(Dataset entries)

******************************

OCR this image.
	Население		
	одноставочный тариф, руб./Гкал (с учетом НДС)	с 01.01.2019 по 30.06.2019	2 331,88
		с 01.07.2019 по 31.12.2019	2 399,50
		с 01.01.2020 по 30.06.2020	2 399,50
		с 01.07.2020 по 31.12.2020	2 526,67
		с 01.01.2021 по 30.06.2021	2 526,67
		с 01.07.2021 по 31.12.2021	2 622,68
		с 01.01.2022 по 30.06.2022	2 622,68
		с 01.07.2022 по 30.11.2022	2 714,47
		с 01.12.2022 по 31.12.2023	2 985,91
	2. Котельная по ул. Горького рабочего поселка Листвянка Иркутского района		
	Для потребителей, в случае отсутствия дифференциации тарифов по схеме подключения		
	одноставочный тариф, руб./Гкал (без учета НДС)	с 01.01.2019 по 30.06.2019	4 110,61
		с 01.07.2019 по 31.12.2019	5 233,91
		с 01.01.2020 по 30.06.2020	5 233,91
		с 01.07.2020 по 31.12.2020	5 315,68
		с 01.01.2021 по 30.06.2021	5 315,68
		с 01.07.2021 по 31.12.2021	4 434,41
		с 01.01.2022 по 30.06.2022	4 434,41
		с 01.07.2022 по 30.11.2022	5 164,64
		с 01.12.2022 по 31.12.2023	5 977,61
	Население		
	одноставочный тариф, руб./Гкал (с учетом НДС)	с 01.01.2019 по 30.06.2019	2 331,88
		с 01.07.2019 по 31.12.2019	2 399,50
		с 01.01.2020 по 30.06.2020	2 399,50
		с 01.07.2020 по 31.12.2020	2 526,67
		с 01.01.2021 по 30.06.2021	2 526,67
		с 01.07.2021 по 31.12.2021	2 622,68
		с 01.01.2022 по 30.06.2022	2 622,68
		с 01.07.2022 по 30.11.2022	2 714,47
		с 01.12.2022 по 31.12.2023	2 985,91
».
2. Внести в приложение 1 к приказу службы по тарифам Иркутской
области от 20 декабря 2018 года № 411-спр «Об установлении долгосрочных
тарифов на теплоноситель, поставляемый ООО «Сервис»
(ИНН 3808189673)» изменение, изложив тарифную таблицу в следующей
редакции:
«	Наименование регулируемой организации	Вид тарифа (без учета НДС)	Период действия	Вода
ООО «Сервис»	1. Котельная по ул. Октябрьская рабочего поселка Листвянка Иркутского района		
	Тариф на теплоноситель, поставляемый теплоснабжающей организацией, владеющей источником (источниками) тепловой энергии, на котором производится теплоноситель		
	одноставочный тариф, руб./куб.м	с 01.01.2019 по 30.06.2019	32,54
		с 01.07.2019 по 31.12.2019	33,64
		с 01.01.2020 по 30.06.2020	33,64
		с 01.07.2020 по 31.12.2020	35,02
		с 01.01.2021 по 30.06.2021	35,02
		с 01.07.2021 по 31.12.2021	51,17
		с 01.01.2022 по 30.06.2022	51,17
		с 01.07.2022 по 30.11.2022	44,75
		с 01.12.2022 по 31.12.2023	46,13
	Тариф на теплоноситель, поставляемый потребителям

******************************

TASK TO CARRY OUT:
Extract each line holding the word "теплоноситель" from the records.

OUTPUT OF THE EXERCISE:
тарифов на теплоноситель, поставляемый ООО «Сервис»
	Тариф на теплоноситель, поставляемый теплоснабжающей организацией, владеющей источником (источниками) тепловой энергии, на котором производится теплоноситель		
	Тариф на теплоноситель, поставляемый потребителям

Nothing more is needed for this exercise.